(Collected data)
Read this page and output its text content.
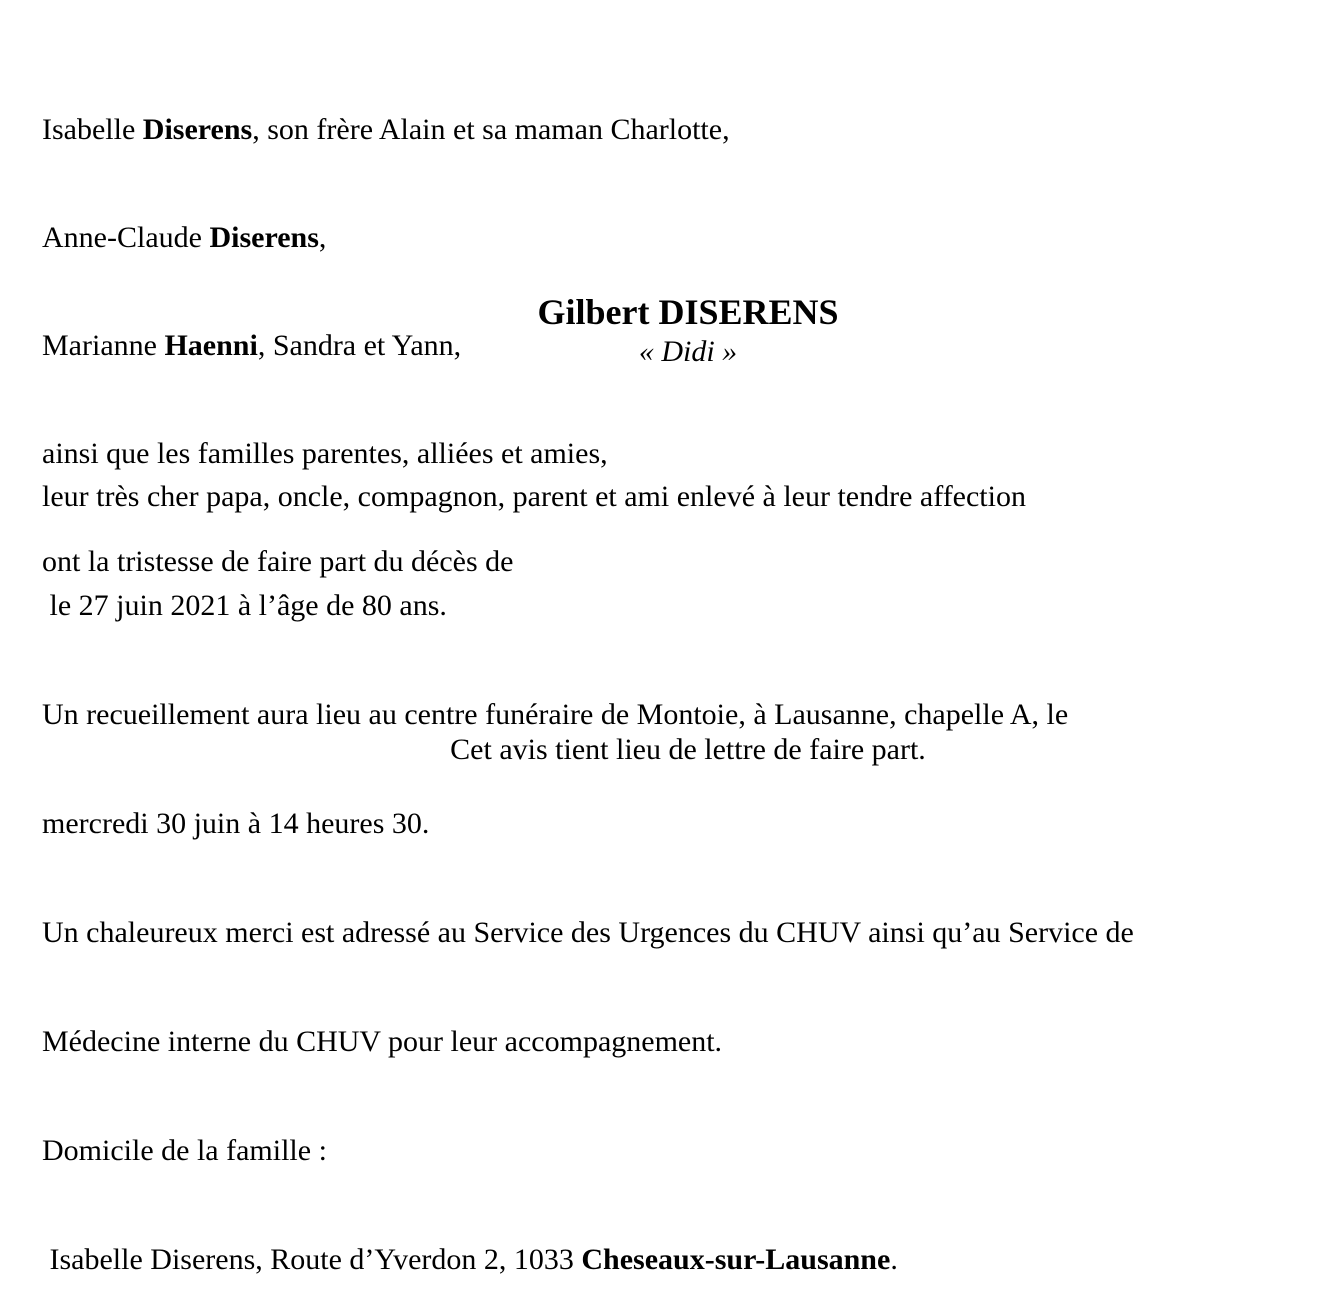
Isabelle Diserens, son frère Alain et sa maman Charlotte,

Anne-Claude Diserens,

Marianne Haenni, Sandra et Yann,

ainsi que les familles parentes, alliées et amies,

ont la tristesse de faire part du décès de

Gilbert DISERENS
« Didi »

leur très cher papa, oncle, compagnon, parent et ami enlevé à leur tendre affection

le 27 juin 2021 à l’âge de 80 ans.

Un recueillement aura lieu au centre funéraire de Montoie, à Lausanne, chapelle A, le

mercredi 30 juin à 14 heures 30.

Un chaleureux merci est adressé au Service des Urgences du CHUV ainsi qu’au Service de

Médecine interne du CHUV pour leur accompagnement.

Domicile de la famille :

Isabelle Diserens, Route d’Yverdon 2, 1033 Cheseaux-sur-Lausanne.

Cet avis tient lieu de lettre de faire part.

Task brief:
Omit each picture, then return all of the listing exactly as it stands.

Result of the task:
Read this page and output its text content.
Isabelle Diserens, son frère Alain et sa maman Charlotte,

Anne-Claude Diserens,

Marianne Haenni, Sandra et Yann,

ainsi que les familles parentes, alliées et amies,

ont la tristesse de faire part du décès de

Gilbert DISERENS
« Didi »

leur très cher papa, oncle, compagnon, parent et ami enlevé à leur tendre affection

le 27 juin 2021 à l’âge de 80 ans.

Un recueillement aura lieu au centre funéraire de Montoie, à Lausanne, chapelle A, le

mercredi 30 juin à 14 heures 30.

Un chaleureux merci est adressé au Service des Urgences du CHUV ainsi qu’au Service de

Médecine interne du CHUV pour leur accompagnement.

Domicile de la famille :

Isabelle Diserens, Route d’Yverdon 2, 1033 Cheseaux-sur-Lausanne.

Cet avis tient lieu de lettre de faire part.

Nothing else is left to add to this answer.